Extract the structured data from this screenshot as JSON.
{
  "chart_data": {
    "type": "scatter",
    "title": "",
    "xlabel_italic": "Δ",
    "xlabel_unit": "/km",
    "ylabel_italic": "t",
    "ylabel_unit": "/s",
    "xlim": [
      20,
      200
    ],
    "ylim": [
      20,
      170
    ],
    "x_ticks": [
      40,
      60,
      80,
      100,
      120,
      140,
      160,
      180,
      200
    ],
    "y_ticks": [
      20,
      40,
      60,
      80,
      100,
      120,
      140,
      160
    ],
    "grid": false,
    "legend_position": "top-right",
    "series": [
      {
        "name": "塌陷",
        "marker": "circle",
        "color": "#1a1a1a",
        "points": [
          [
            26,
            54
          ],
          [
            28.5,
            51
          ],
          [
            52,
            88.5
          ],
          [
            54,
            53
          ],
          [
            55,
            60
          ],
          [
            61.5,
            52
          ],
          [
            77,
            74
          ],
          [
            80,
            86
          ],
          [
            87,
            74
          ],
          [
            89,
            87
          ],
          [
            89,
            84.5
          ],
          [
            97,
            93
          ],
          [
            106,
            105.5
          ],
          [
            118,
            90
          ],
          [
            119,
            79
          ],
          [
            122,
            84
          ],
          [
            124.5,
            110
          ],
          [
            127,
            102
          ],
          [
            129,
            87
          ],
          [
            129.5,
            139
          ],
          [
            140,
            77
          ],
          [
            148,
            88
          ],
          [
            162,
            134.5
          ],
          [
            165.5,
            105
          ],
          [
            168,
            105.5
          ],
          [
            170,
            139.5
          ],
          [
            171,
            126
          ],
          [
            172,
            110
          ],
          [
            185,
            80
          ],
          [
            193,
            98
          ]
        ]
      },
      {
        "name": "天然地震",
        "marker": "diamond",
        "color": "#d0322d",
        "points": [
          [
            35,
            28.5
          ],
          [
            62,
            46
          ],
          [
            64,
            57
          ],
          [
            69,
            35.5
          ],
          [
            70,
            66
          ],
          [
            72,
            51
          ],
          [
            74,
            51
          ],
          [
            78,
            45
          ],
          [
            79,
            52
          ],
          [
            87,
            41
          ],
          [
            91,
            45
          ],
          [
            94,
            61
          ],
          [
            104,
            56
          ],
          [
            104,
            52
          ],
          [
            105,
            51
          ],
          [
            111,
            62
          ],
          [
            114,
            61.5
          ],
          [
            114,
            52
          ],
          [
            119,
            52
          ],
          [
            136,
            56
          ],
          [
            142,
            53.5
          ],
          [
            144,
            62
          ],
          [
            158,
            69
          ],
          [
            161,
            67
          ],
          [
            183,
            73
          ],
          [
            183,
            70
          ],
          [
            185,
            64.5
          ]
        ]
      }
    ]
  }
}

****

■ **INSTRUCTIONS TO FOLLOW**
Output all of the data again, exactly.

■ **OUTPUT FOR THIS EXERCISE**
Extract the structured data from this screenshot as JSON.
{
  "chart_data": {
    "type": "scatter",
    "title": "",
    "xlabel_italic": "Δ",
    "xlabel_unit": "/km",
    "ylabel_italic": "t",
    "ylabel_unit": "/s",
    "xlim": [
      20,
      200
    ],
    "ylim": [
      20,
      170
    ],
    "x_ticks": [
      40,
      60,
      80,
      100,
      120,
      140,
      160,
      180,
      200
    ],
    "y_ticks": [
      20,
      40,
      60,
      80,
      100,
      120,
      140,
      160
    ],
    "grid": false,
    "legend_position": "top-right",
    "series": [
      {
        "name": "塌陷",
        "marker": "circle",
        "color": "#1a1a1a",
        "points": [
          [
            26,
            54
          ],
          [
            28.5,
            51
          ],
          [
            52,
            88.5
          ],
          [
            54,
            53
          ],
          [
            55,
            60
          ],
          [
            61.5,
            52
          ],
          [
            77,
            74
          ],
          [
            80,
            86
          ],
          [
            87,
            74
          ],
          [
            89,
            87
          ],
          [
            89,
            84.5
          ],
          [
            97,
            93
          ],
          [
            106,
            105.5
          ],
          [
            118,
            90
          ],
          [
            119,
            79
          ],
          [
            122,
            84
          ],
          [
            124.5,
            110
          ],
          [
            127,
            102
          ],
          [
            129,
            87
          ],
          [
            129.5,
            139
          ],
          [
            140,
            77
          ],
          [
            148,
            88
          ],
          [
            162,
            134.5
          ],
          [
            165.5,
            105
          ],
          [
            168,
            105.5
          ],
          [
            170,
            139.5
          ],
          [
            171,
            126
          ],
          [
            172,
            110
          ],
          [
            185,
            80
          ],
          [
            193,
            98
          ]
        ]
      },
      {
        "name": "天然地震",
        "marker": "diamond",
        "color": "#d0322d",
        "points": [
          [
            35,
            28.5
          ],
          [
            62,
            46
          ],
          [
            64,
            57
          ],
          [
            69,
            35.5
          ],
          [
            70,
            66
          ],
          [
            72,
            51
          ],
          [
            74,
            51
          ],
          [
            78,
            45
          ],
          [
            79,
            52
          ],
          [
            87,
            41
          ],
          [
            91,
            45
          ],
          [
            94,
            61
          ],
          [
            104,
            56
          ],
          [
            104,
            52
          ],
          [
            105,
            51
          ],
          [
            111,
            62
          ],
          [
            114,
            61.5
          ],
          [
            114,
            52
          ],
          [
            119,
            52
          ],
          [
            136,
            56
          ],
          [
            142,
            53.5
          ],
          [
            144,
            62
          ],
          [
            158,
            69
          ],
          [
            161,
            67
          ],
          [
            183,
            73
          ],
          [
            183,
            70
          ],
          [
            185,
            64.5
          ]
        ]
      }
    ]
  }
}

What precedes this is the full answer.